» What needs to be done: Check every line below for the word "bandit" and give only the number of lines where it appears.

----

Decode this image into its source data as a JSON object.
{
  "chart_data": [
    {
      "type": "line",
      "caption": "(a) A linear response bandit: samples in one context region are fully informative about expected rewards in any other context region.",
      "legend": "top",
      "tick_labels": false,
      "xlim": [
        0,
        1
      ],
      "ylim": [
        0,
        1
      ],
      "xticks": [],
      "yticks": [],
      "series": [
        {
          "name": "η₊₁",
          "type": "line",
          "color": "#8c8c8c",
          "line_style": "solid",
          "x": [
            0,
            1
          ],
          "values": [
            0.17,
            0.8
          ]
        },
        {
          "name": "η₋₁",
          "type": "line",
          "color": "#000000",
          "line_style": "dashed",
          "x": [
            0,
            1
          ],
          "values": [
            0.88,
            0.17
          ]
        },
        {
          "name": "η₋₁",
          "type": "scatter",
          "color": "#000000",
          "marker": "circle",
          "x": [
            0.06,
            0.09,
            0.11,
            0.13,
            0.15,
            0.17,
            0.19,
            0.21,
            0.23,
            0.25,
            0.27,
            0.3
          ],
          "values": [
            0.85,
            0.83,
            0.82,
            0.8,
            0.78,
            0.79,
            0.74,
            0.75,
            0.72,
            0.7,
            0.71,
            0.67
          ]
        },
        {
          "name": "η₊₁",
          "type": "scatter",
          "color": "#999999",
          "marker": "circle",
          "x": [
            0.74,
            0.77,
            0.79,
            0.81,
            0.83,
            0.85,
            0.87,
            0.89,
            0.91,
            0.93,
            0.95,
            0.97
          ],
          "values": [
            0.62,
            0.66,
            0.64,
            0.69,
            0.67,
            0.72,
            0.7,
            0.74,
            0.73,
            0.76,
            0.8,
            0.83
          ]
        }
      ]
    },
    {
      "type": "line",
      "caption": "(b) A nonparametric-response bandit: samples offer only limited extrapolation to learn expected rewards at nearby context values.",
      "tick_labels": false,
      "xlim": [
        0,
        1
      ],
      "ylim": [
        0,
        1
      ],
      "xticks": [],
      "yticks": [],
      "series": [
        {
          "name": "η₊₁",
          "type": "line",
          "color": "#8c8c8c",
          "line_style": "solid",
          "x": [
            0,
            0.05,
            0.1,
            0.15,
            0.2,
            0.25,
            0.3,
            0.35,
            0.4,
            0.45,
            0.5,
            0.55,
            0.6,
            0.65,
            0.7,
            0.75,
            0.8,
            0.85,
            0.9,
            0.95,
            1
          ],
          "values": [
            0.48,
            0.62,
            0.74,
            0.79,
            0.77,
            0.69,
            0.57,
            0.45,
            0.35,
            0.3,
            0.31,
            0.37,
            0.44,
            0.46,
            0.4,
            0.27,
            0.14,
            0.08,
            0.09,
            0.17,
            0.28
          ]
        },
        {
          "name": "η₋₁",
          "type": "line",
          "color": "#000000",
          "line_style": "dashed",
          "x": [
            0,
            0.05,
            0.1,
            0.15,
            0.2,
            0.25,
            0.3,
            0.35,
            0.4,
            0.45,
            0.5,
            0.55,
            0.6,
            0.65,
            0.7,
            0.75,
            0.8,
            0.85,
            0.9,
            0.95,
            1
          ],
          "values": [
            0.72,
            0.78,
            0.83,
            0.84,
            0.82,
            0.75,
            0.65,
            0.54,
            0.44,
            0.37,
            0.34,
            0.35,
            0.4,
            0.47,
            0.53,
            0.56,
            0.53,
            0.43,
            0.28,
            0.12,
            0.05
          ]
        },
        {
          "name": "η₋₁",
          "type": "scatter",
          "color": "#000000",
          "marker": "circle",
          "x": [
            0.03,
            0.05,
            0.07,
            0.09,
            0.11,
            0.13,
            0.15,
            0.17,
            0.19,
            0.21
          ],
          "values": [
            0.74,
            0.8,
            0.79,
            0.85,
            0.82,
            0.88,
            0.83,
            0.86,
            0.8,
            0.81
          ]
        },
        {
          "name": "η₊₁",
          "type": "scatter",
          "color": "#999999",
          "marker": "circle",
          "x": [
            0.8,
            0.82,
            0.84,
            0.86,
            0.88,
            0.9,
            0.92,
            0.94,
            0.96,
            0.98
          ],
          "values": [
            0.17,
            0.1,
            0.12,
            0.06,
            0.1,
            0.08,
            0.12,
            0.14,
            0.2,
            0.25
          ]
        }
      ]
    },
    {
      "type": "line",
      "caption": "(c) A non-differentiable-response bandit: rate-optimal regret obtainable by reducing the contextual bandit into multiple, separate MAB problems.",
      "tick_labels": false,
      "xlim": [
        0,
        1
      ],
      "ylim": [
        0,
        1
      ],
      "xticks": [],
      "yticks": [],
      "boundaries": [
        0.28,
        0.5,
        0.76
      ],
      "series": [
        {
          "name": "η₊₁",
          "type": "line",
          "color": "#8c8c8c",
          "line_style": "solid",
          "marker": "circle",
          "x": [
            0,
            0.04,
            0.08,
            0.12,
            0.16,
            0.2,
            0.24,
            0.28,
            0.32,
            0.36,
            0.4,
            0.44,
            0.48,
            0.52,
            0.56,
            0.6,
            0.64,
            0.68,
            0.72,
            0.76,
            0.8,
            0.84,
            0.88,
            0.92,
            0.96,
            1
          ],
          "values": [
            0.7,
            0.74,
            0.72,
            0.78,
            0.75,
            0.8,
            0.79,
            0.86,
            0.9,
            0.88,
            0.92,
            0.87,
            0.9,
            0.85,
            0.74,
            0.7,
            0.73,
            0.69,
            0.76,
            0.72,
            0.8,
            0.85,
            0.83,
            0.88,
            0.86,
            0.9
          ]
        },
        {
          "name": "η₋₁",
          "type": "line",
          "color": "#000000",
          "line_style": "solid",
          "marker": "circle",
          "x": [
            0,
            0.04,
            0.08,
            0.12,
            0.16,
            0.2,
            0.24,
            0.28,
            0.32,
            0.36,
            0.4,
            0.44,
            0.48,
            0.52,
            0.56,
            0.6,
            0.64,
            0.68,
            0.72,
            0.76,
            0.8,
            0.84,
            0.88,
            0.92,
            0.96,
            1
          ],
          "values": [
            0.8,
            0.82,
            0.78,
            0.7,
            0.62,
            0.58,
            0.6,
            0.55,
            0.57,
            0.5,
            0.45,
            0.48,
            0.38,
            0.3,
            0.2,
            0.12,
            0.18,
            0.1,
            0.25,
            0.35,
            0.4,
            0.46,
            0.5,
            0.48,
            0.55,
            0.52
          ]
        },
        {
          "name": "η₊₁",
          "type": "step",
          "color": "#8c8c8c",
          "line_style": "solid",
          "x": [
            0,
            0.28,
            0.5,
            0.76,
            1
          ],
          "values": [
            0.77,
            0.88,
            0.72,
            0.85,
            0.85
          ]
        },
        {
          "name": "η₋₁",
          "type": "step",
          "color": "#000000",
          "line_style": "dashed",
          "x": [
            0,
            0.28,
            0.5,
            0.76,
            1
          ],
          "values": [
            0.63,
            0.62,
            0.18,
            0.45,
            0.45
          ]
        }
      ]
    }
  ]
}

----

» Answer to the exercise: 3